## GOALS
1. In the Georgia College list, which restaurant's acceptance of bobcat cards is called the best day of your life?
2. Identify every line of the listing that contains the word "Control" and copy each one.
___ SUPPLIED PASSAGE
26 Signs You Go to Georgia College
1. You feel more accomplished when you get a good parking spot on campus rather than making an A on an exam or even graduating for that matter
2. Cookout was the best thing that ever happened to this town
3. When you found out Zaxby's took bobcat cards, it was the best day of your life
4. You hate not having game days on Saturday but still feel blessed because you can revive from your Friday hangover
5. Go Greek or Go Home
6. You've paid almost as much money on parking tickets as you did on tuition
7. Doesn't matter if you get lost from your friends downtown because chances are they're in one of three bars
8. SNAP is your saving grace
9. You convince your parents you need money for printing just so they'll give you more cat cash
10. What ATM?
______
___ RECORDS FOR THE EXERCISE
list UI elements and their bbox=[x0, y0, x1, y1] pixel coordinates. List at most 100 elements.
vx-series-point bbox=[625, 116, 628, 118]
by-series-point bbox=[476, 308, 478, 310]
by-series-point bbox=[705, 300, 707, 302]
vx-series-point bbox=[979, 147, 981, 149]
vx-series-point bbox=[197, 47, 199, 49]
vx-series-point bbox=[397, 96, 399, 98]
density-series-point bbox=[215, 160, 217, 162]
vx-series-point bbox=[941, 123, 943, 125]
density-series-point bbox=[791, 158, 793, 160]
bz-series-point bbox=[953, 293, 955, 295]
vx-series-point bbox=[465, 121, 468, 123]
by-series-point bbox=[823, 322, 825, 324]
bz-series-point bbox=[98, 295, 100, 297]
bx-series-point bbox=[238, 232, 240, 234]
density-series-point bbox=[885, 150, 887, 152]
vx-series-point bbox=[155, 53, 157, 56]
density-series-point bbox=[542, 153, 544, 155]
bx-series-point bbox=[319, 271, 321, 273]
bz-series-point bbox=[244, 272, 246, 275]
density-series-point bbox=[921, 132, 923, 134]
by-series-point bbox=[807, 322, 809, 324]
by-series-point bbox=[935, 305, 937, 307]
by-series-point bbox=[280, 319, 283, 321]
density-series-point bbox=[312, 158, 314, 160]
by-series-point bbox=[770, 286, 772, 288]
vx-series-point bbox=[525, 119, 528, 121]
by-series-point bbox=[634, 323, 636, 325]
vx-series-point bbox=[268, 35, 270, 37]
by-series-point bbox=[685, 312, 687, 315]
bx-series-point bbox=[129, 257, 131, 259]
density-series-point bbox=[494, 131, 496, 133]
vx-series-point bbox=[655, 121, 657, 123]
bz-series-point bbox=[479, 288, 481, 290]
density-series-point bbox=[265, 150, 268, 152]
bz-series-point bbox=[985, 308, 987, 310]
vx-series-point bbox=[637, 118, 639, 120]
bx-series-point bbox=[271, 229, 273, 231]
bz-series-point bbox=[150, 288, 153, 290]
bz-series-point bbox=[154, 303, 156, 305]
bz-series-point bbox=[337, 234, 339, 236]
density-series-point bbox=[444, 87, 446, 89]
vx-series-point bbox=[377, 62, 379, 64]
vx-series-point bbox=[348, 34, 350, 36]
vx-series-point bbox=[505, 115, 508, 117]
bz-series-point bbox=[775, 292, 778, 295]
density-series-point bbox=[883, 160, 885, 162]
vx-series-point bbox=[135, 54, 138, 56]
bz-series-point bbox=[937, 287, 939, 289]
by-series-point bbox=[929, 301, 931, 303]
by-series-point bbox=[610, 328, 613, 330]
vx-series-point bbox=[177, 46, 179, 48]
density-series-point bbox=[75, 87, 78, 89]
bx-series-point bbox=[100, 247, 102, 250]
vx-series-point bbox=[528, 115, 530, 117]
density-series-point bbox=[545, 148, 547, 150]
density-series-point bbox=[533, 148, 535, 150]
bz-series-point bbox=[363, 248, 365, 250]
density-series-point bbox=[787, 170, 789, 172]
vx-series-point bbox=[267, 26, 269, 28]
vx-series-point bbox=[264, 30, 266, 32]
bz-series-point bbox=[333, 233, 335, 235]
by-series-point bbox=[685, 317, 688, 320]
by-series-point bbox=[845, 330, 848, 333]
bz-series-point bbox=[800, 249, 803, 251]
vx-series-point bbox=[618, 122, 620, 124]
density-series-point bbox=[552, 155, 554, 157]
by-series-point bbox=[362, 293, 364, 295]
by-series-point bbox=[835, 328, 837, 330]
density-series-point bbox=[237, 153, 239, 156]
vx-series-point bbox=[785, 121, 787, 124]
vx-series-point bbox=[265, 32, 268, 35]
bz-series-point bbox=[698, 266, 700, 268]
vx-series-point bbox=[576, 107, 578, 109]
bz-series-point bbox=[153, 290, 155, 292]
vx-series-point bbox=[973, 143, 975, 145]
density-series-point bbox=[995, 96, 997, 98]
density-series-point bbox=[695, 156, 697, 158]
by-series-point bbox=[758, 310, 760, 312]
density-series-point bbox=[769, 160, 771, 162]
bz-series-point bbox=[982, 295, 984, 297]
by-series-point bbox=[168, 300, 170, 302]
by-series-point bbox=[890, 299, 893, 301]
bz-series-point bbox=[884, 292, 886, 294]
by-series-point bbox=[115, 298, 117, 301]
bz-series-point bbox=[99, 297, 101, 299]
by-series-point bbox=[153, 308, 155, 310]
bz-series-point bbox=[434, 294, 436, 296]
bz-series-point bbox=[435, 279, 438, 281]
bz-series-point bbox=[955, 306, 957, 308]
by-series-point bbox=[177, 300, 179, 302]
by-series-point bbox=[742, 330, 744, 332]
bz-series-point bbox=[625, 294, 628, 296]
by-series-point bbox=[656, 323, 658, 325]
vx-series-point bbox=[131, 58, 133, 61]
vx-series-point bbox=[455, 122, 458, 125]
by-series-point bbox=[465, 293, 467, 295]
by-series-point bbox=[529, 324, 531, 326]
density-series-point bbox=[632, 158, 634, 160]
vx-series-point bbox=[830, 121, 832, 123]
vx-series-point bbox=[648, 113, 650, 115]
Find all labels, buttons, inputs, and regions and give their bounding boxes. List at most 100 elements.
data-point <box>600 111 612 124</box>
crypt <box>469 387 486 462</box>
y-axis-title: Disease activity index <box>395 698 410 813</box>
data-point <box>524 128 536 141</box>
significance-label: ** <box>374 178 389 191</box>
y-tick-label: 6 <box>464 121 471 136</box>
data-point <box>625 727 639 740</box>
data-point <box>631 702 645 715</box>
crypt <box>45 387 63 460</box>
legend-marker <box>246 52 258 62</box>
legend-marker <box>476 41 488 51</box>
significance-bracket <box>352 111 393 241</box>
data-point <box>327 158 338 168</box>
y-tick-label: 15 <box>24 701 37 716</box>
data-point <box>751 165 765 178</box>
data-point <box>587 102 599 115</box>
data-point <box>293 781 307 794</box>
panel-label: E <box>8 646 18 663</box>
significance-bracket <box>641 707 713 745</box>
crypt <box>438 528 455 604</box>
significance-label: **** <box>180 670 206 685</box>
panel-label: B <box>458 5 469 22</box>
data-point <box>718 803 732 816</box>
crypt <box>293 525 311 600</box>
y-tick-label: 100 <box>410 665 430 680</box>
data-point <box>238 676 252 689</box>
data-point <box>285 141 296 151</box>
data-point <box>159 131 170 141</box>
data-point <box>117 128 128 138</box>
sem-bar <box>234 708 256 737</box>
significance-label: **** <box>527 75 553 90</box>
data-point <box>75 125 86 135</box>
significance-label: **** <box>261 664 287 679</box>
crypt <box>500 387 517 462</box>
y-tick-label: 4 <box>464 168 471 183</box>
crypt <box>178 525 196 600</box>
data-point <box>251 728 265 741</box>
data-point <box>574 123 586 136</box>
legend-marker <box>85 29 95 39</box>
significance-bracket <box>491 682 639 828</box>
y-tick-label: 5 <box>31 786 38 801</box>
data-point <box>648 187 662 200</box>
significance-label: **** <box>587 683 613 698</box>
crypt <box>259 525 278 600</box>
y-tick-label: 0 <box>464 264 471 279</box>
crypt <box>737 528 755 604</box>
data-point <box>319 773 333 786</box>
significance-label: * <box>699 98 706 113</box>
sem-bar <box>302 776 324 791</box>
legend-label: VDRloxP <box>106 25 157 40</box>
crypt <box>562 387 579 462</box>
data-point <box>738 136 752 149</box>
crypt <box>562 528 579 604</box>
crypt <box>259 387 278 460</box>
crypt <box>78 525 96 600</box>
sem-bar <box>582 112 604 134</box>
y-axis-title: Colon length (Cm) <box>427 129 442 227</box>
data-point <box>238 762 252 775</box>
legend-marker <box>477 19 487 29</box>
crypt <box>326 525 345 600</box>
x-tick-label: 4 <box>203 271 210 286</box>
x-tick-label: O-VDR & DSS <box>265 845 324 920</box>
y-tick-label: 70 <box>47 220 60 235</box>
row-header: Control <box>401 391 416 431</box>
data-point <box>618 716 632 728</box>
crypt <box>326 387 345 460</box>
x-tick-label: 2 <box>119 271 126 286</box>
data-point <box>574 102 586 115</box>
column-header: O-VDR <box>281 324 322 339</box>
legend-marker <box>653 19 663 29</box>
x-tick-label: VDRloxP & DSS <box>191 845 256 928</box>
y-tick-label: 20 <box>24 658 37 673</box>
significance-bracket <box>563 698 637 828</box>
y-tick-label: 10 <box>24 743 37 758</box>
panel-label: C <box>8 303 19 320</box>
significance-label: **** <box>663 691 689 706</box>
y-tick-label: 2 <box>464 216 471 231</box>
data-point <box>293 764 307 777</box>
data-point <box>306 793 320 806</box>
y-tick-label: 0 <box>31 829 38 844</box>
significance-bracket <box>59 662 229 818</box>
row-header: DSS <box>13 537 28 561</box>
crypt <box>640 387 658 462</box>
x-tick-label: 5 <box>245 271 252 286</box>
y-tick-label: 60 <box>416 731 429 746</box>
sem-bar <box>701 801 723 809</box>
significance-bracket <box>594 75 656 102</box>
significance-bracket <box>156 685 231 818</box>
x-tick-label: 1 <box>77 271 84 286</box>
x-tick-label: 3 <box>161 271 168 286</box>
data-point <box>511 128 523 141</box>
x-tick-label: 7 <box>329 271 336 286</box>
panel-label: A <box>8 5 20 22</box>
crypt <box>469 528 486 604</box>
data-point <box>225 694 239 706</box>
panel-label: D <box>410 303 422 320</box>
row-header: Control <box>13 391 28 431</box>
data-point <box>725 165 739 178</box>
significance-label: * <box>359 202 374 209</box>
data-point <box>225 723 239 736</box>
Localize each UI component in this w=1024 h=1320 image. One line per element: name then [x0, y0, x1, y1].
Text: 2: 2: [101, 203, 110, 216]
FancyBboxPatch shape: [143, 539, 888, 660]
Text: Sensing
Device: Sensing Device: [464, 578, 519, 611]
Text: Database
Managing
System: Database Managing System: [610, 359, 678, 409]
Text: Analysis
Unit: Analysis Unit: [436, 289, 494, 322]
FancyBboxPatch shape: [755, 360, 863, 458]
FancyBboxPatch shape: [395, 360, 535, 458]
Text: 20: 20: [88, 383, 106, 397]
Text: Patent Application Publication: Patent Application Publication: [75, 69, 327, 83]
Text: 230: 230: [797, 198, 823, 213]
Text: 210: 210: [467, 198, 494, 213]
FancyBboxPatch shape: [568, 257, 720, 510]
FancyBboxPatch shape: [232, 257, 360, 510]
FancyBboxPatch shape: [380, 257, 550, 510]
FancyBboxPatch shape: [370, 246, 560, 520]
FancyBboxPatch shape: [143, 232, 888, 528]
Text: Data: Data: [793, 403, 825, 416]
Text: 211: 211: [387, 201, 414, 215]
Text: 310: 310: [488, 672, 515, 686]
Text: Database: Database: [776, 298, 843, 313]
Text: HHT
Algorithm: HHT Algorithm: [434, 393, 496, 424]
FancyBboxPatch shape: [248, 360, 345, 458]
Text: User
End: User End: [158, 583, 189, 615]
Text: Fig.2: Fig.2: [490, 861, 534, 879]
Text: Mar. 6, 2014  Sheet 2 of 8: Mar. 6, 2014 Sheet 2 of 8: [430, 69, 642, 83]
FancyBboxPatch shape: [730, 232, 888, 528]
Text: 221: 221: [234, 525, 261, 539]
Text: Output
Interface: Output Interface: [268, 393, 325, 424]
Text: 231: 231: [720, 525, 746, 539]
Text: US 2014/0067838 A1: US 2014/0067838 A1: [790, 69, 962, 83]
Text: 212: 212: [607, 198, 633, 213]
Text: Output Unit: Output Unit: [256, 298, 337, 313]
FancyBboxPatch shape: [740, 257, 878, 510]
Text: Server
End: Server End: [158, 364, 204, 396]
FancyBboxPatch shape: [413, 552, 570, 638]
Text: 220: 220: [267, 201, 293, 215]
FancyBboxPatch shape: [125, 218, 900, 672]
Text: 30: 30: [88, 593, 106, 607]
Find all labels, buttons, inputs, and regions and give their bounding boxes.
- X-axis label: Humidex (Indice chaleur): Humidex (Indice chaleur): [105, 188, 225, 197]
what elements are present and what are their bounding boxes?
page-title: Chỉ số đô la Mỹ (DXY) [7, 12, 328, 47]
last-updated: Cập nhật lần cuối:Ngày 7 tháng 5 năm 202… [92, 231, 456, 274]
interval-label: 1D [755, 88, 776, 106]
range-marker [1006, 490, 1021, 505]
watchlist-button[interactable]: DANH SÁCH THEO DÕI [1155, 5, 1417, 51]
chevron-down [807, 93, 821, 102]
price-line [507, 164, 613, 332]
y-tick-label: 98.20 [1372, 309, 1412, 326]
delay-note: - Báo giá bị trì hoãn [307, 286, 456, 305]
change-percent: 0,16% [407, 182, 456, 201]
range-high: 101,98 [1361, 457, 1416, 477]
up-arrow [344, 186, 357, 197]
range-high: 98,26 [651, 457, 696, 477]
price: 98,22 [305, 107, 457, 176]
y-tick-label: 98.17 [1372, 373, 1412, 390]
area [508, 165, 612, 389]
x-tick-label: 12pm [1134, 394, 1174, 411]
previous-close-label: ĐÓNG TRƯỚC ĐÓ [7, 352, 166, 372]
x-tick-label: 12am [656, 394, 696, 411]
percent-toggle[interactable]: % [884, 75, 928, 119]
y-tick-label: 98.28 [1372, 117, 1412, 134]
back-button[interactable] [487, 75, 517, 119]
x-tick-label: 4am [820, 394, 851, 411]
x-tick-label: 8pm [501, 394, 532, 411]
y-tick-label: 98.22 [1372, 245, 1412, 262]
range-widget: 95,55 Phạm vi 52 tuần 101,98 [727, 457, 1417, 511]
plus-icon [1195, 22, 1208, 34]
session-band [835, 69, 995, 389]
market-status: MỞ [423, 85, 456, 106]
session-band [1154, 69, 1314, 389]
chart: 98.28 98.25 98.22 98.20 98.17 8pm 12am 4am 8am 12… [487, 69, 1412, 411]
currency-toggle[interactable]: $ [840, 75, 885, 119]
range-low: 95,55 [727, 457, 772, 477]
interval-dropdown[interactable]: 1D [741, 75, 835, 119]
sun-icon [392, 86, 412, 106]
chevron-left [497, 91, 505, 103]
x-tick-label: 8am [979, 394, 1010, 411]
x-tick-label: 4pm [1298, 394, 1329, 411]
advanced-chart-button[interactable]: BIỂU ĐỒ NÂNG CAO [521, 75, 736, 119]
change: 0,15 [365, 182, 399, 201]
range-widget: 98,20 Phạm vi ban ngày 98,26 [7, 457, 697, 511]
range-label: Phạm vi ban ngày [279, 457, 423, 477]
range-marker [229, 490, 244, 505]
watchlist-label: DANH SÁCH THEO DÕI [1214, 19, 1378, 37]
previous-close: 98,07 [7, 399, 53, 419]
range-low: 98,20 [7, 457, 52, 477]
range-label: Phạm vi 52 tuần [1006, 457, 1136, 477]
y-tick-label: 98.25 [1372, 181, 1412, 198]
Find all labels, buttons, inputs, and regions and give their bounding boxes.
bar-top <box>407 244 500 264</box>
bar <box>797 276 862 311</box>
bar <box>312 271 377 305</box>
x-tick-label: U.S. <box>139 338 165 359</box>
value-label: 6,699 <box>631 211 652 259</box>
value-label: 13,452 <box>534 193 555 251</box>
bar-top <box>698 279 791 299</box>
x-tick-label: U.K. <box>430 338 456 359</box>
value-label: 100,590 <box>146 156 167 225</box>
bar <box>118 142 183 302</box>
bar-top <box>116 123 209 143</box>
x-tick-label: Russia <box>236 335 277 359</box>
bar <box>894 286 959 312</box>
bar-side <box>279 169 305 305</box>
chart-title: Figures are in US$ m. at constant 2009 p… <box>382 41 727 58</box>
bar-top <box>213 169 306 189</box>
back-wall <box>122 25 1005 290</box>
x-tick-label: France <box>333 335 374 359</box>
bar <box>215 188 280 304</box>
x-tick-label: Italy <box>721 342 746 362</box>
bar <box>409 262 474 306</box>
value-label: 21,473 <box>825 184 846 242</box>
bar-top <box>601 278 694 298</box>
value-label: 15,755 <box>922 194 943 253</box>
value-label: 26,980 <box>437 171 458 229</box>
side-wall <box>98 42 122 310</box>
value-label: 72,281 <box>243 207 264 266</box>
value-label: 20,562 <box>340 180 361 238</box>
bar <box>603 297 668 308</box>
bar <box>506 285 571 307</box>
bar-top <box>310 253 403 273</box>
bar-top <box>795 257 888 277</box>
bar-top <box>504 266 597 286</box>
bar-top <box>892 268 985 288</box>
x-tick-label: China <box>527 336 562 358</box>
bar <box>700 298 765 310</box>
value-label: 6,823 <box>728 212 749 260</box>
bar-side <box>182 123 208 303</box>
______
## SOLUTIONS TO EACH TASK
1. Zaxby's

2.
row-header: Control <box>401 391 416 431</box>
row-header: Control <box>13 391 28 431</box>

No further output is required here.